**BRIEF**
Identify and reproduce every line holding the string "Colour".

**DATA SECTION**
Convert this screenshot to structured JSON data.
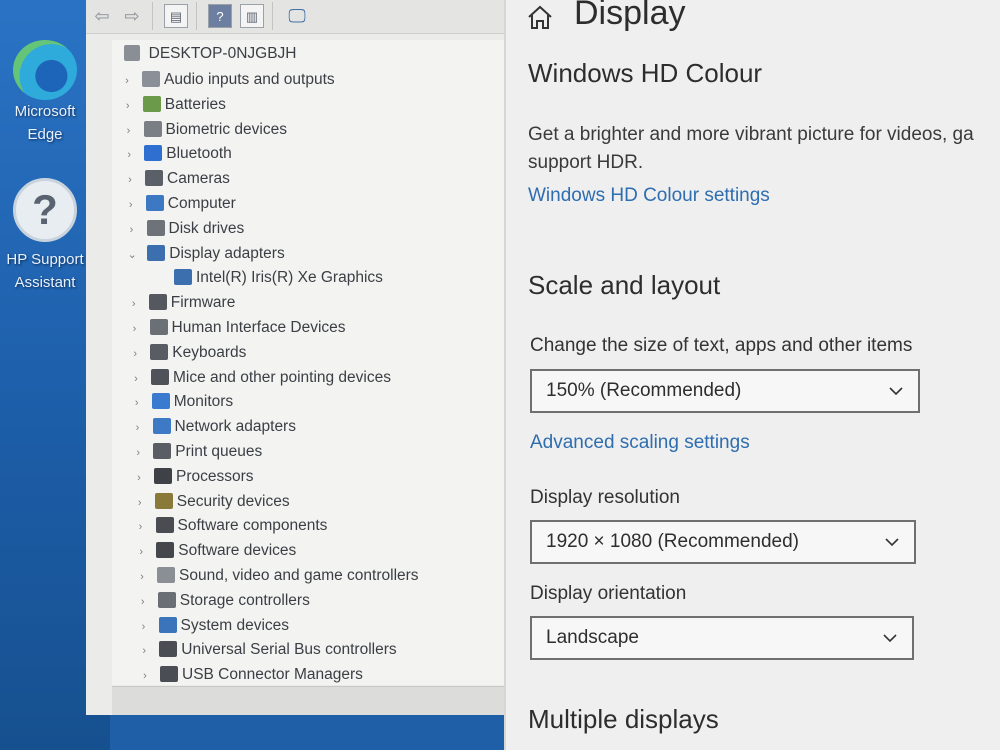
{
  "desktop": {
    "icons": [
      {
        "name": "edge",
        "label_lines": [
          "Microsoft",
          "Edge"
        ]
      },
      {
        "name": "hp-support",
        "label_lines": [
          "HP Support",
          "Assistant"
        ]
      }
    ]
  },
  "device_manager": {
    "toolbar_icons": [
      "back-arrow-icon",
      "forward-arrow-icon",
      "properties-icon",
      "help-icon",
      "show-hidden-icon",
      "monitor-scan-icon"
    ],
    "root": "DESKTOP-0NJGBJH",
    "categories": [
      {
        "label": "Audio inputs and outputs",
        "icon": "speaker-icon",
        "expanded": false
      },
      {
        "label": "Batteries",
        "icon": "battery-icon",
        "expanded": false
      },
      {
        "label": "Biometric devices",
        "icon": "biometric-icon",
        "expanded": false
      },
      {
        "label": "Bluetooth",
        "icon": "bluetooth-icon",
        "expanded": false
      },
      {
        "label": "Cameras",
        "icon": "camera-icon",
        "expanded": false
      },
      {
        "label": "Computer",
        "icon": "computer-icon",
        "expanded": false
      },
      {
        "label": "Disk drives",
        "icon": "disk-icon",
        "expanded": false
      },
      {
        "label": "Display adapters",
        "icon": "display-adapter-icon",
        "expanded": true
      },
      {
        "label": "Intel(R) Iris(R) Xe Graphics",
        "icon": "display-adapter-icon",
        "child": true
      },
      {
        "label": "Firmware",
        "icon": "firmware-icon",
        "expanded": false
      },
      {
        "label": "Human Interface Devices",
        "icon": "hid-icon",
        "expanded": false
      },
      {
        "label": "Keyboards",
        "icon": "keyboard-icon",
        "expanded": false
      },
      {
        "label": "Mice and other pointing devices",
        "icon": "mouse-icon",
        "expanded": false
      },
      {
        "label": "Monitors",
        "icon": "monitor-icon",
        "expanded": false
      },
      {
        "label": "Network adapters",
        "icon": "network-icon",
        "expanded": false
      },
      {
        "label": "Print queues",
        "icon": "printer-icon",
        "expanded": false
      },
      {
        "label": "Processors",
        "icon": "processor-icon",
        "expanded": false
      },
      {
        "label": "Security devices",
        "icon": "security-icon",
        "expanded": false
      },
      {
        "label": "Software components",
        "icon": "software-component-icon",
        "expanded": false
      },
      {
        "label": "Software devices",
        "icon": "software-device-icon",
        "expanded": false
      },
      {
        "label": "Sound, video and game controllers",
        "icon": "sound-icon",
        "expanded": false
      },
      {
        "label": "Storage controllers",
        "icon": "storage-icon",
        "expanded": false
      },
      {
        "label": "System devices",
        "icon": "system-icon",
        "expanded": false
      },
      {
        "label": "Universal Serial Bus controllers",
        "icon": "usb-icon",
        "expanded": false
      },
      {
        "label": "USB Connector Managers",
        "icon": "usb-icon",
        "expanded": false
      }
    ]
  },
  "settings": {
    "page_title": "Display",
    "hdr": {
      "title": "Windows HD Colour",
      "description_lines": [
        "Get a brighter and more vibrant picture for videos, ga",
        "support HDR."
      ],
      "link": "Windows HD Colour settings"
    },
    "scale": {
      "title": "Scale and layout",
      "size_label": "Change the size of text, apps and other items",
      "size_value": "150% (Recommended)",
      "advanced_link": "Advanced scaling settings",
      "resolution_label": "Display resolution",
      "resolution_value": "1920 × 1080 (Recommended)",
      "orientation_label": "Display orientation",
      "orientation_value": "Landscape"
    },
    "multiple": {
      "title": "Multiple displays"
    }
  }
}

**FINISHED ANSWER**
      "title": "Windows HD Colour",
      "link": "Windows HD Colour settings"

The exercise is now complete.